GIVEN EXERCISE: Each line below should be quoted exactly, please.

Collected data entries
____________________

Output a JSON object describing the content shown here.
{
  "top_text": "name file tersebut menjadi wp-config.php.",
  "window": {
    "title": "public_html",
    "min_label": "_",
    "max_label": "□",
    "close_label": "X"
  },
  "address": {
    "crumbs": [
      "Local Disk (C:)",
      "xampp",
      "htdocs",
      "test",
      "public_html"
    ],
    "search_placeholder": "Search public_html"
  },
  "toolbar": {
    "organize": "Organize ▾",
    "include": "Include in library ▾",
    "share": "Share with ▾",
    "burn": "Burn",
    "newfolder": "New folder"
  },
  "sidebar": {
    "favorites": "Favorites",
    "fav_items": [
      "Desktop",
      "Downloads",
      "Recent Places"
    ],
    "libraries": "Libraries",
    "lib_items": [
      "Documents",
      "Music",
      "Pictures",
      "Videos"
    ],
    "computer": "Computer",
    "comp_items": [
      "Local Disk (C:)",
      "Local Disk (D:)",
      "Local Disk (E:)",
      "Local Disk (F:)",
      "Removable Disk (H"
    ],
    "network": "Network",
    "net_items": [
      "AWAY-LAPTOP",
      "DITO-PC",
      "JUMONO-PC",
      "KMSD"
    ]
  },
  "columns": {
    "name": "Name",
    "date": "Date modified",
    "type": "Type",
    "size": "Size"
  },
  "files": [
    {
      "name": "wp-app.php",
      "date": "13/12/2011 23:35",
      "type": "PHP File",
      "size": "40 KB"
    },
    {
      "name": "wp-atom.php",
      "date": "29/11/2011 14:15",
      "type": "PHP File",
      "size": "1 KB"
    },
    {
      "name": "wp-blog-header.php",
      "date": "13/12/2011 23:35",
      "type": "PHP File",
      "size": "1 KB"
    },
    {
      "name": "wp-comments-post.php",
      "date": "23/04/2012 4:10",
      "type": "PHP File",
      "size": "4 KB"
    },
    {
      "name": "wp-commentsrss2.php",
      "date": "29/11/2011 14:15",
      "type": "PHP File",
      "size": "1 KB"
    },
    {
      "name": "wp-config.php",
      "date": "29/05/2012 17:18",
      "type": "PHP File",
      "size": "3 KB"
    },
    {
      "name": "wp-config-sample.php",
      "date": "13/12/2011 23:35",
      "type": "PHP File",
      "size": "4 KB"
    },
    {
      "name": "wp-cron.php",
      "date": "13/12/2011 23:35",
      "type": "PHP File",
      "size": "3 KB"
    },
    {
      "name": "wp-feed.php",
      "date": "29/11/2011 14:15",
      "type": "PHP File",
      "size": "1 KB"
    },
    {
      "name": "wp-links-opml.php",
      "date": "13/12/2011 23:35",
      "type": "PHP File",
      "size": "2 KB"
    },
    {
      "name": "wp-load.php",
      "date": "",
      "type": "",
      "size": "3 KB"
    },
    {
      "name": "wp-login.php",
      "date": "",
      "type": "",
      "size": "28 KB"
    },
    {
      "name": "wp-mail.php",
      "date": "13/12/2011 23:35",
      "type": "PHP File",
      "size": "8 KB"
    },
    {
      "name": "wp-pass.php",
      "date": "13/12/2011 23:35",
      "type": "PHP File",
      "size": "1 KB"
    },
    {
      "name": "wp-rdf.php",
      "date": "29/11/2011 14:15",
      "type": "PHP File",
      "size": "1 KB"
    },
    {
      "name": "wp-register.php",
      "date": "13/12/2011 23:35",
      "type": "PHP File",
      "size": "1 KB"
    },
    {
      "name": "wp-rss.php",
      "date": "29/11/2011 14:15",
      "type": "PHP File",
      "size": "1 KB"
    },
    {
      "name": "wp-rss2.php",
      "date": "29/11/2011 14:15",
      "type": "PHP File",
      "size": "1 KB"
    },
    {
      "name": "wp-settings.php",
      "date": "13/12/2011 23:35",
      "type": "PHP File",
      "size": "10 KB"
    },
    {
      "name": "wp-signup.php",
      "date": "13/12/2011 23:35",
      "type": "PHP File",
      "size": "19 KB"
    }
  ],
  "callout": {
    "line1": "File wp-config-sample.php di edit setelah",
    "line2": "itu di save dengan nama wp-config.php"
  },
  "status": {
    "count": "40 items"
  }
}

____________________

OUTPUT BELOW:
Output a JSON object describing the content shown here.
{
  "top_text": "name file tersebut menjadi wp-config.php.",
  "window": {
    "title": "public_html",
    "min_label": "_",
    "max_label": "□",
    "close_label": "X"
  },
  "address": {
    "crumbs": [
      "Local Disk (C:)",
      "xampp",
      "htdocs",
      "test",
      "public_html"
    ],
    "search_placeholder": "Search public_html"
  },
  "toolbar": {
    "organize": "Organize ▾",
    "include": "Include in library ▾",
    "share": "Share with ▾",
    "burn": "Burn",
    "newfolder": "New folder"
  },
  "sidebar": {
    "favorites": "Favorites",
    "fav_items": [
      "Desktop",
      "Downloads",
      "Recent Places"
    ],
    "libraries": "Libraries",
    "lib_items": [
      "Documents",
      "Music",
      "Pictures",
      "Videos"
    ],
    "computer": "Computer",
    "comp_items": [
      "Local Disk (C:)",
      "Local Disk (D:)",
      "Local Disk (E:)",
      "Local Disk (F:)",
      "Removable Disk (H"
    ],
    "network": "Network",
    "net_items": [
      "AWAY-LAPTOP",
      "DITO-PC",
      "JUMONO-PC",
      "KMSD"
    ]
  },
  "columns": {
    "name": "Name",
    "date": "Date modified",
    "type": "Type",
    "size": "Size"
  },
  "files": [
    {
      "name": "wp-app.php",
      "date": "13/12/2011 23:35",
      "type": "PHP File",
      "size": "40 KB"
    },
    {
      "name": "wp-atom.php",
      "date": "29/11/2011 14:15",
      "type": "PHP File",
      "size": "1 KB"
    },
    {
      "name": "wp-blog-header.php",
      "date": "13/12/2011 23:35",
      "type": "PHP File",
      "size": "1 KB"
    },
    {
      "name": "wp-comments-post.php",
      "date": "23/04/2012 4:10",
      "type": "PHP File",
      "size": "4 KB"
    },
    {
      "name": "wp-commentsrss2.php",
      "date": "29/11/2011 14:15",
      "type": "PHP File",
      "size": "1 KB"
    },
    {
      "name": "wp-config.php",
      "date": "29/05/2012 17:18",
      "type": "PHP File",
      "size": "3 KB"
    },
    {
      "name": "wp-config-sample.php",
      "date": "13/12/2011 23:35",
      "type": "PHP File",
      "size": "4 KB"
    },
    {
      "name": "wp-cron.php",
      "date": "13/12/2011 23:35",
      "type": "PHP File",
      "size": "3 KB"
    },
    {
      "name": "wp-feed.php",
      "date": "29/11/2011 14:15",
      "type": "PHP File",
      "size": "1 KB"
    },
    {
      "name": "wp-links-opml.php",
      "date": "13/12/2011 23:35",
      "type": "PHP File",
      "size": "2 KB"
    },
    {
      "name": "wp-load.php",
      "date": "",
      "type": "",
      "size": "3 KB"
    },
    {
      "name": "wp-login.php",
      "date": "",
      "type": "",
      "size": "28 KB"
    },
    {
      "name": "wp-mail.php",
      "date": "13/12/2011 23:35",
      "type": "PHP File",
      "size": "8 KB"
    },
    {
      "name": "wp-pass.php",
      "date": "13/12/2011 23:35",
      "type": "PHP File",
      "size": "1 KB"
    },
    {
      "name": "wp-rdf.php",
      "date": "29/11/2011 14:15",
      "type": "PHP File",
      "size": "1 KB"
    },
    {
      "name": "wp-register.php",
      "date": "13/12/2011 23:35",
      "type": "PHP File",
      "size": "1 KB"
    },
    {
      "name": "wp-rss.php",
      "date": "29/11/2011 14:15",
      "type": "PHP File",
      "size": "1 KB"
    },
    {
      "name": "wp-rss2.php",
      "date": "29/11/2011 14:15",
      "type": "PHP File",
      "size": "1 KB"
    },
    {
      "name": "wp-settings.php",
      "date": "13/12/2011 23:35",
      "type": "PHP File",
      "size": "10 KB"
    },
    {
      "name": "wp-signup.php",
      "date": "13/12/2011 23:35",
      "type": "PHP File",
      "size": "19 KB"
    }
  ],
  "callout": {
    "line1": "File wp-config-sample.php di edit setelah",
    "line2": "itu di save dengan nama wp-config.php"
  },
  "status": {
    "count": "40 items"
  }
}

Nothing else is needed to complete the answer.